> What you need to do
Scan the lines and state how many carry "Aumento". Leave out everything but the number.

== Available data

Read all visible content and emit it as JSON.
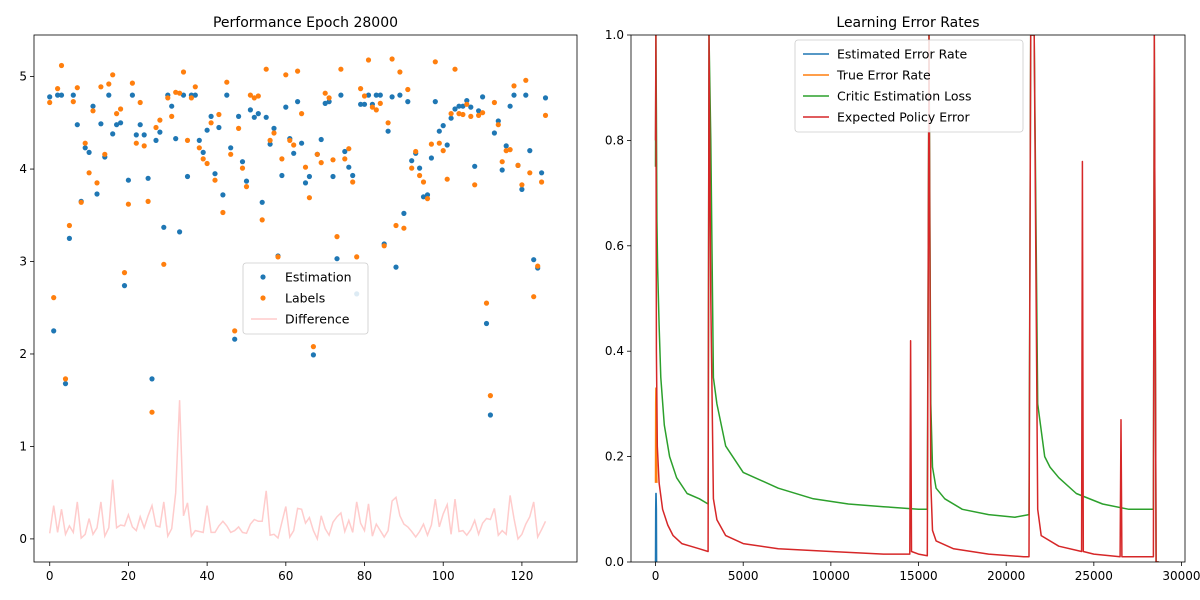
{
  "chart_data": [
    {
      "type": "scatter",
      "title": "Performance Epoch 28000",
      "xlim": [
        -4,
        134
      ],
      "ylim": [
        -0.25,
        5.45
      ],
      "x_ticks": [
        0,
        20,
        40,
        60,
        80,
        100,
        120
      ],
      "y_ticks": [
        0,
        1,
        2,
        3,
        4,
        5
      ],
      "legend_position": "center-right",
      "series": [
        {
          "name": "Estimation",
          "kind": "scatter",
          "color": "#1f77b4",
          "values": [
            4.78,
            2.25,
            4.8,
            4.8,
            1.68,
            3.25,
            4.8,
            4.48,
            3.65,
            4.23,
            4.18,
            4.68,
            3.73,
            4.49,
            4.13,
            4.8,
            4.38,
            4.48,
            4.5,
            2.74,
            3.88,
            4.8,
            4.37,
            4.48,
            4.37,
            3.9,
            1.73,
            4.31,
            4.4,
            3.37,
            4.8,
            4.68,
            4.33,
            3.32,
            4.8,
            3.92,
            4.8,
            4.8,
            4.31,
            4.18,
            4.42,
            4.57,
            3.95,
            4.45,
            3.72,
            4.8,
            4.23,
            2.16,
            4.57,
            4.08,
            3.87,
            4.64,
            4.56,
            4.6,
            3.64,
            4.56,
            4.27,
            4.44,
            3.06,
            3.93,
            4.67,
            4.33,
            4.17,
            4.73,
            4.28,
            3.85,
            3.92,
            1.99,
            4.16,
            4.32,
            4.71,
            4.73,
            3.92,
            3.03,
            4.8,
            4.19,
            4.02,
            3.93,
            2.65,
            4.7,
            4.7,
            4.8,
            4.7,
            4.8,
            4.8,
            3.19,
            4.41,
            4.78,
            2.94,
            4.8,
            3.52,
            4.73,
            4.09,
            4.17,
            4.01,
            3.7,
            3.72,
            4.12,
            4.73,
            4.41,
            4.47,
            4.26,
            4.55,
            4.65,
            4.68,
            4.68,
            4.74,
            4.67,
            4.03,
            4.63,
            4.78,
            2.33,
            1.34,
            4.39,
            4.52,
            3.99,
            4.25,
            4.68,
            4.8,
            4.04,
            3.78,
            4.8,
            4.2,
            3.02,
            2.93,
            3.96,
            4.77
          ]
        },
        {
          "name": "Labels",
          "kind": "scatter",
          "color": "#ff7f0e",
          "values": [
            4.72,
            2.61,
            4.87,
            5.12,
            1.73,
            3.39,
            4.73,
            4.88,
            3.64,
            4.28,
            3.96,
            4.63,
            3.85,
            4.89,
            4.16,
            4.92,
            5.02,
            4.6,
            4.65,
            2.88,
            3.62,
            4.93,
            4.28,
            4.72,
            4.25,
            3.65,
            1.37,
            4.45,
            4.53,
            2.97,
            4.77,
            4.57,
            4.83,
            4.82,
            5.05,
            4.31,
            4.77,
            4.89,
            4.23,
            4.11,
            4.06,
            4.5,
            3.88,
            4.59,
            3.53,
            4.94,
            4.16,
            2.25,
            4.44,
            4.01,
            3.81,
            4.8,
            4.77,
            4.79,
            3.45,
            5.08,
            4.31,
            4.39,
            3.05,
            4.11,
            5.02,
            4.31,
            4.26,
            5.06,
            4.6,
            4.02,
            3.69,
            2.08,
            4.16,
            4.07,
            4.82,
            4.77,
            4.1,
            3.27,
            5.08,
            4.11,
            4.22,
            3.86,
            3.05,
            4.87,
            4.79,
            5.18,
            4.67,
            4.64,
            4.71,
            3.17,
            4.5,
            5.19,
            3.39,
            5.05,
            3.36,
            4.86,
            4.01,
            4.19,
            3.93,
            3.86,
            3.68,
            4.27,
            5.16,
            4.28,
            4.2,
            3.89,
            4.6,
            5.08,
            4.6,
            4.59,
            4.7,
            4.57,
            3.83,
            4.58,
            4.61,
            2.55,
            1.55,
            4.72,
            4.48,
            4.08,
            4.2,
            4.21,
            4.9,
            4.04,
            3.83,
            4.96,
            3.96,
            2.62,
            2.95,
            3.86,
            4.58
          ]
        },
        {
          "name": "Difference",
          "kind": "line",
          "color": "#ffcccc",
          "values": [
            0.06,
            0.36,
            0.07,
            0.32,
            0.05,
            0.14,
            0.07,
            0.4,
            0.01,
            0.05,
            0.22,
            0.05,
            0.12,
            0.4,
            0.03,
            0.12,
            0.64,
            0.12,
            0.15,
            0.14,
            0.26,
            0.13,
            0.09,
            0.24,
            0.12,
            0.25,
            0.36,
            0.14,
            0.13,
            0.4,
            0.03,
            0.11,
            0.5,
            1.5,
            0.25,
            0.39,
            0.03,
            0.09,
            0.08,
            0.07,
            0.36,
            0.07,
            0.07,
            0.14,
            0.19,
            0.14,
            0.07,
            0.09,
            0.13,
            0.07,
            0.06,
            0.16,
            0.21,
            0.19,
            0.19,
            0.52,
            0.04,
            0.05,
            0.01,
            0.18,
            0.35,
            0.02,
            0.09,
            0.33,
            0.32,
            0.17,
            0.23,
            0.09,
            0.0,
            0.25,
            0.11,
            0.04,
            0.18,
            0.24,
            0.28,
            0.08,
            0.2,
            0.07,
            0.4,
            0.17,
            0.09,
            0.38,
            0.03,
            0.16,
            0.09,
            0.02,
            0.09,
            0.41,
            0.45,
            0.25,
            0.16,
            0.13,
            0.08,
            0.02,
            0.08,
            0.16,
            0.04,
            0.15,
            0.43,
            0.13,
            0.27,
            0.37,
            0.05,
            0.43,
            0.08,
            0.09,
            0.04,
            0.1,
            0.2,
            0.05,
            0.17,
            0.22,
            0.21,
            0.33,
            0.04,
            0.09,
            0.05,
            0.47,
            0.22,
            0.0,
            0.05,
            0.16,
            0.24,
            0.4,
            0.02,
            0.1,
            0.19
          ]
        }
      ]
    },
    {
      "type": "line",
      "title": "Learning Error Rates",
      "xlim": [
        -1400,
        30200
      ],
      "ylim": [
        0,
        1
      ],
      "x_ticks": [
        0,
        5000,
        10000,
        15000,
        20000,
        25000,
        30000
      ],
      "y_ticks": [
        0.0,
        0.2,
        0.4,
        0.6,
        0.8,
        1.0
      ],
      "legend_position": "upper-center",
      "series": [
        {
          "name": "Estimated Error Rate",
          "color": "#1f77b4",
          "x": [
            0,
            5,
            10,
            20,
            30,
            40,
            50,
            60
          ],
          "y": [
            0.0,
            0.05,
            0.1,
            0.13,
            0.13,
            0.12,
            0.1,
            0.0
          ]
        },
        {
          "name": "True Error Rate",
          "color": "#ff7f0e",
          "x": [
            0,
            10,
            20,
            40,
            60,
            80
          ],
          "y": [
            0.15,
            0.3,
            0.33,
            0.25,
            0.18,
            0.15
          ]
        },
        {
          "name": "Critic Estimation Loss",
          "color": "#2ca02c",
          "x": [
            0,
            20,
            50,
            80,
            120,
            200,
            300,
            500,
            800,
            1200,
            1800,
            2500,
            3000,
            3050,
            3150,
            3300,
            3500,
            4000,
            5000,
            7000,
            9000,
            11000,
            13000,
            15000,
            15500,
            15600,
            15700,
            15800,
            16000,
            16500,
            17500,
            19000,
            20500,
            21300,
            21400,
            21600,
            21800,
            22000,
            22200,
            22500,
            23000,
            24000,
            25500,
            27000,
            28000,
            28400,
            28450,
            28550,
            28700
          ],
          "y": [
            0.75,
            1.0,
            0.85,
            0.65,
            0.56,
            0.45,
            0.35,
            0.26,
            0.2,
            0.16,
            0.13,
            0.12,
            0.11,
            1.0,
            0.8,
            0.35,
            0.3,
            0.22,
            0.17,
            0.14,
            0.12,
            0.11,
            0.105,
            0.1,
            0.1,
            1.0,
            0.3,
            0.18,
            0.14,
            0.12,
            0.1,
            0.09,
            0.085,
            0.09,
            1.0,
            1.0,
            0.3,
            0.25,
            0.2,
            0.18,
            0.16,
            0.13,
            0.11,
            0.1,
            0.1,
            0.1,
            1.0,
            0.0,
            0.0
          ]
        },
        {
          "name": "Expected Policy Error",
          "color": "#d62728",
          "x": [
            0,
            20,
            50,
            100,
            200,
            400,
            700,
            1000,
            1500,
            2000,
            2500,
            3000,
            3050,
            3150,
            3300,
            3500,
            4000,
            5000,
            7000,
            10000,
            13000,
            14500,
            14550,
            14600,
            15000,
            15500,
            15600,
            15700,
            15800,
            16000,
            17000,
            19000,
            21000,
            21300,
            21400,
            21600,
            21800,
            22000,
            23000,
            24300,
            24350,
            24400,
            25000,
            26500,
            26550,
            26600,
            28000,
            28400,
            28450,
            28550,
            28700
          ],
          "y": [
            0.8,
            1.0,
            0.4,
            0.22,
            0.15,
            0.1,
            0.07,
            0.05,
            0.035,
            0.03,
            0.025,
            0.02,
            1.0,
            0.5,
            0.12,
            0.08,
            0.05,
            0.035,
            0.025,
            0.02,
            0.015,
            0.015,
            0.42,
            0.02,
            0.015,
            0.012,
            1.0,
            0.15,
            0.06,
            0.04,
            0.025,
            0.015,
            0.01,
            0.01,
            1.0,
            1.0,
            0.1,
            0.05,
            0.03,
            0.02,
            0.76,
            0.02,
            0.015,
            0.01,
            0.27,
            0.01,
            0.01,
            0.01,
            1.0,
            0.0,
            0.0
          ]
        }
      ]
    }
  ]
}
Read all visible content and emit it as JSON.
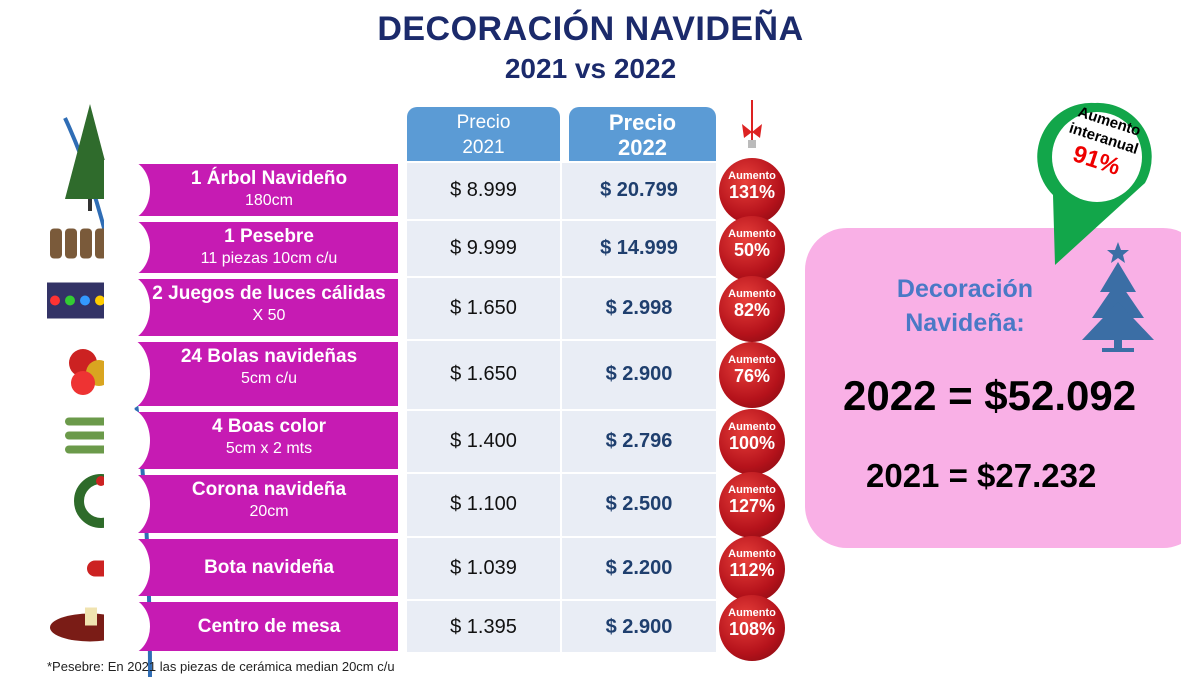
{
  "title": "DECORACIÓN NAVIDEÑA",
  "subtitle": "2021 vs 2022",
  "headers": {
    "p2021": [
      "Precio",
      "2021"
    ],
    "p2022": [
      "Precio",
      "2022"
    ]
  },
  "increase_label": "Aumento",
  "rows": [
    {
      "name": "1 Árbol Navideño",
      "detail": "180cm",
      "p2021": "$ 8.999",
      "p2022": "$ 20.799",
      "increase": "131%",
      "icon": "christmas-tree-image"
    },
    {
      "name": "1 Pesebre",
      "detail": "11 piezas 10cm c/u",
      "p2021": "$ 9.999",
      "p2022": "$ 14.999",
      "increase": "50%",
      "icon": "nativity-scene-image"
    },
    {
      "name": "2 Juegos de luces cálidas",
      "detail": "X 50",
      "p2021": "$ 1.650",
      "p2022": "$ 2.998",
      "increase": "82%",
      "icon": "christmas-lights-image"
    },
    {
      "name": "24 Bolas navideñas",
      "detail": "5cm c/u",
      "p2021": "$ 1.650",
      "p2022": "$ 2.900",
      "increase": "76%",
      "icon": "ornament-balls-image"
    },
    {
      "name": "4 Boas color",
      "detail": "5cm x 2 mts",
      "p2021": "$ 1.400",
      "p2022": "$ 2.796",
      "increase": "100%",
      "icon": "garland-image"
    },
    {
      "name": "Corona navideña",
      "detail": "20cm",
      "p2021": "$ 1.100",
      "p2022": "$ 2.500",
      "increase": "127%",
      "icon": "wreath-image"
    },
    {
      "name": "Bota navideña",
      "detail": "",
      "p2021": "$ 1.039",
      "p2022": "$ 2.200",
      "increase": "112%",
      "icon": "stocking-image"
    },
    {
      "name": "Centro de mesa",
      "detail": "",
      "p2021": "$ 1.395",
      "p2022": "$ 2.900",
      "increase": "108%",
      "icon": "centerpiece-image"
    }
  ],
  "summary": {
    "label": "Decoración Navideña:",
    "total_2022": "2022 = $52.092",
    "total_2021": "2021 = $27.232"
  },
  "pin": {
    "label1": "Aumento",
    "label2": "interanual",
    "value": "91%"
  },
  "footnote": "*Pesebre: En 2021 las piezas de cerámica median 20cm c/u",
  "colors": {
    "magenta": "#c61bb3",
    "header_blue": "#5b9bd5",
    "title_navy": "#1b2a6b",
    "pink_box": "#f9b0e6",
    "pin_green": "#12a64a",
    "ornament_red": "#b5121b"
  }
}
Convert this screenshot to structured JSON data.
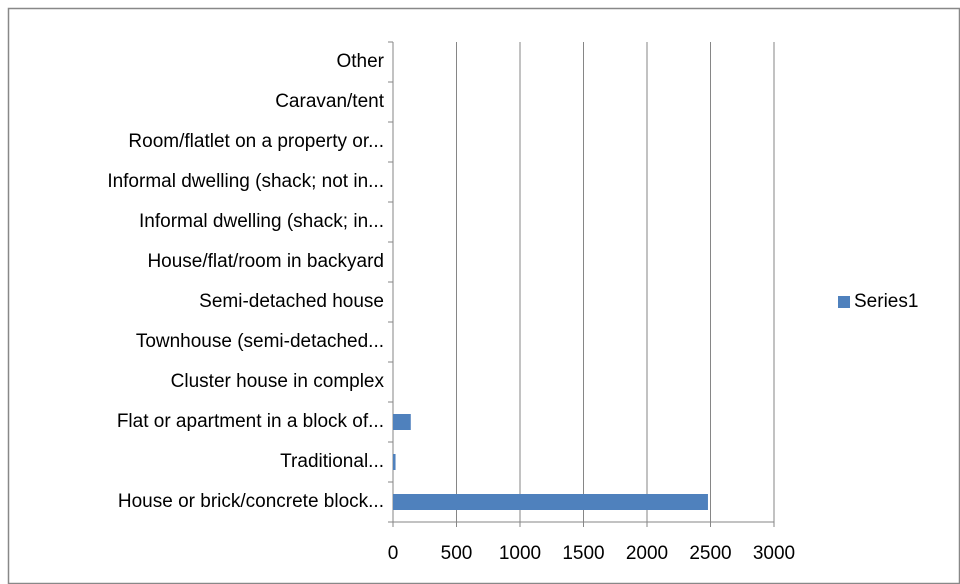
{
  "chart_data": {
    "type": "barh",
    "categories": [
      "House or brick/concrete block...",
      "Traditional...",
      "Flat or apartment in a block of...",
      "Cluster house in complex",
      "Townhouse (semi-detached...",
      "Semi-detached house",
      "House/flat/room in backyard",
      "Informal dwelling (shack; in...",
      "Informal dwelling (shack; not in...",
      "Room/flatlet on a property or...",
      "Caravan/tent",
      "Other"
    ],
    "series": [
      {
        "name": "Series1",
        "color": "#4f81bd",
        "values": [
          2480,
          20,
          140,
          0,
          0,
          0,
          0,
          0,
          0,
          0,
          0,
          0
        ]
      }
    ],
    "xlim": [
      0,
      3000
    ],
    "xticks": [
      0,
      500,
      1000,
      1500,
      2000,
      2500,
      3000
    ],
    "grid": true,
    "legend": "right"
  }
}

====

> Result for this exercise
2